#### TASK PROMPT
Extend the summary of mitosis and meiosis, picking up right after its final sentence.

#### PROVIDED TEXT
Content starts

Summary and Overview

Classical cytological and developmental studies of the nineteenth century established that the hereditary material in a cell must be carried in the nucleus of the cell and that chromosomes are the most prominent structures in the nucleus. Because it has since been shown that the chromosomes are in fact the carriers of the hereditary material (Chapter 6), an understanding of genetics requires an understanding of the assortment of chromosomes during cellular reproduction.

Asexual reproduction is accomplished on a cellular level through the process of mitosis. In the mitotic cell cycle, chromatids are replicated as precise chemical duplicates during the S period of interphase and then during mitosis one chromatid from each double stranded chromosome is distributed to each daughter cell. Thus, the mitotic cell division acts to insure that both daughter cells produced by the division contain sets of chromosomes — and thus sets of hereditary material — that are exactly equivalent to the set contained in the original dividing cell. Because mitosis does not change the genetic content of a cell, any cell can undergo mitosis, whether it is haploid, diploid, or some other ploid (cf. Chapter **).

Sexual reproduction involves the pooling of genetic information from two individuals through the fusion of two cells in fertilization. If fertilization is to occur at some point in an organism's life cycle, and if the number of chromosomes in the cells of individuals of that species is to remain constant from generation to generation, meiosis must occur at some other point in the organism's life cycle. In the first division of the meiotic cell cycle, homologous pairs of double stranded chromosomes pair with each other and then disjoin from each other without undergoing centromeric division. In the second division, the centromeres divide so that each daughter cell receives one chromatid from each double stranded chromosome. Thus, the meiotic cell cycle acts to insure that each of the four products of meiosis receives precisely one single stranded chromosome from each pair of double stranded homologous chromosomes that were contained in the original cell at the beginning of meiosis. Thus, each product of meiosis receives a precisely partitioned set of chromosomes containing exactly half as many chromosomes as contained in the pre meiotic cell. Because meiosis does change the genetic content of a cell through the pairing and disjunction of homologous chromosomes, it can occur only in cells that are in fact carrying homologous pairs of chromosomes — i.e., in cells that are diploid.

Content ends

#### SOURCE MATERIAL
Content starts

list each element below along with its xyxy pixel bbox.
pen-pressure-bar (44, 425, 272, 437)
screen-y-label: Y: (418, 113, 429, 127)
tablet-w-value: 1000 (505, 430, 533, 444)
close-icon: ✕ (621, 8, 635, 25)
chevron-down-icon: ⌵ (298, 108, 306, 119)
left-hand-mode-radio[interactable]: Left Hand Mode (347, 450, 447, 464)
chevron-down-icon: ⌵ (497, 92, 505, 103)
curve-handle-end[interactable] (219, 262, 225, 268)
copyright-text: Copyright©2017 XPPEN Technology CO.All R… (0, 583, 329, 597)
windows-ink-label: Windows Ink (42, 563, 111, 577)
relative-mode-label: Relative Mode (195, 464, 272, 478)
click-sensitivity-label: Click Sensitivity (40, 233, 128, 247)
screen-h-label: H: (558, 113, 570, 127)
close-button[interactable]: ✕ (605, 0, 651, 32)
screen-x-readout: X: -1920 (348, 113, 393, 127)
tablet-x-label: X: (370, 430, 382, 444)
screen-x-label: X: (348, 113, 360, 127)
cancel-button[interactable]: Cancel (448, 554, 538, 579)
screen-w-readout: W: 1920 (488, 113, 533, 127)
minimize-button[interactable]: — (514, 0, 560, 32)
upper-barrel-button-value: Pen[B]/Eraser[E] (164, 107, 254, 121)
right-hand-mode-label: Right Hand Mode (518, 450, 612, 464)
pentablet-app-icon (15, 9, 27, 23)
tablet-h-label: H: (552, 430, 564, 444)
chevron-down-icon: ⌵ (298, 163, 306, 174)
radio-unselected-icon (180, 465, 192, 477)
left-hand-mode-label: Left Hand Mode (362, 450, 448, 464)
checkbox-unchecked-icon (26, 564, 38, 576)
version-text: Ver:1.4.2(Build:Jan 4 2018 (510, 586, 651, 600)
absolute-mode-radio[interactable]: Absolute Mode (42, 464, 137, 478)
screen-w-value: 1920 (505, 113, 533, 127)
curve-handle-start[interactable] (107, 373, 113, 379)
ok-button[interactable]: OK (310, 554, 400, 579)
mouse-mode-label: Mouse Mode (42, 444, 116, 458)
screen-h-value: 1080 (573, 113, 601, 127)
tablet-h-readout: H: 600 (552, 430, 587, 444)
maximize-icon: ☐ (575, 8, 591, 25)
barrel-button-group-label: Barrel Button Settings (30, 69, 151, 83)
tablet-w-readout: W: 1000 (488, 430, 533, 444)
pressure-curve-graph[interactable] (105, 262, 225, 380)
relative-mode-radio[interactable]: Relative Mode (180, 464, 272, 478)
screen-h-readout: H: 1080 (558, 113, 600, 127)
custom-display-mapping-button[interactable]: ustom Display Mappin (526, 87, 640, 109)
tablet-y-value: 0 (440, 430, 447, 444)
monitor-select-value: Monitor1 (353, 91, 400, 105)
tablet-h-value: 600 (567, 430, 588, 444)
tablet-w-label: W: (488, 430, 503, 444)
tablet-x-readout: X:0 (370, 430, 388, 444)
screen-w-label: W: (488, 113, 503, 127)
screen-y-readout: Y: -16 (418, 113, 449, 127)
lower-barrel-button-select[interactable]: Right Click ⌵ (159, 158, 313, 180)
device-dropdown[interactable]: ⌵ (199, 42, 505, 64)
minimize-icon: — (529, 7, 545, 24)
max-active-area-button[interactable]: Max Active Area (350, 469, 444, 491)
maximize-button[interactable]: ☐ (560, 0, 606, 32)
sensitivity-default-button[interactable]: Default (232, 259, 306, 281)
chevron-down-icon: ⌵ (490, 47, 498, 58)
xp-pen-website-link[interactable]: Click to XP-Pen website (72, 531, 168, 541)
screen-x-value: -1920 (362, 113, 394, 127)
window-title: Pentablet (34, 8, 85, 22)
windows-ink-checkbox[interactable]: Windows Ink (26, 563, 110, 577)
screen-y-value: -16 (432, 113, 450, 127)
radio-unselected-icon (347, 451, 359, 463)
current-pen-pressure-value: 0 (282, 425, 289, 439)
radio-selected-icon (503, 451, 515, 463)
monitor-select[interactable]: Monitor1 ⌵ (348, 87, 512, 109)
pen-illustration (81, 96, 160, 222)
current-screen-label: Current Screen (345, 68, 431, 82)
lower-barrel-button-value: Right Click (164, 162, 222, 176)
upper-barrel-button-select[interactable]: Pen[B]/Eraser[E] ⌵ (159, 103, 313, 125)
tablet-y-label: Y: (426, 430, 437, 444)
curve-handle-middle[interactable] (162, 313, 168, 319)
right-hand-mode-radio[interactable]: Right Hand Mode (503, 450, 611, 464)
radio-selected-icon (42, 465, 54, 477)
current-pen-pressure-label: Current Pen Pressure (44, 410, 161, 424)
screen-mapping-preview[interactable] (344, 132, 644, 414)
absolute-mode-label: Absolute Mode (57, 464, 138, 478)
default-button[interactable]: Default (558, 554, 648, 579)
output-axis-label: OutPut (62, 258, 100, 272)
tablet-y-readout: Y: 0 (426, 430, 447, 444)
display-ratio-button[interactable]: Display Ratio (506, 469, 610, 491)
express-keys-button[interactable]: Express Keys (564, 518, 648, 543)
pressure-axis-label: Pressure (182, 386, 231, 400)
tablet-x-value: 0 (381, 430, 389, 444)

Content ends

#### YOUR RESPONSE
A comparison of the process of mitosis with the combined processes of meiosis and fertilization (Figure 3.11) shows that ultimately both act to maintain karyotypic stability in the cells of a given species. For example, as Figure 3.11 shows, if we start with a diploid cell in G2 that has two metacentric and two acrocentric chromosomes and follow it through mitosis until its daughter cells have completed their own G2, we see that the daughter cells also have sets of chromosomes containing two metacentric and two acrocentric chromosomes. Similarly, if we start with the same diploid cell in G2 and follow it through meiosis and then follow the products of meiosis through fertilization and finally follow the zygote through S and into G2 we see that the zygote produced also carries a set of chromosomes that have two metacentric and two acrocentric chromosomes. Thus, karyotypic stability is maintained.

Because (as we shall see in Chapter 7) the alleles for a given gene are carried at specific locations on specific homologous pairs of chromosomes, this maintenance of karyotypic stability also serves to maintain a balanced set of genetic information in the members of the species. That is, it serves to insure that each gamete carries one and only one allele for every locus and that each zygote receive two and only two alleles for each locus.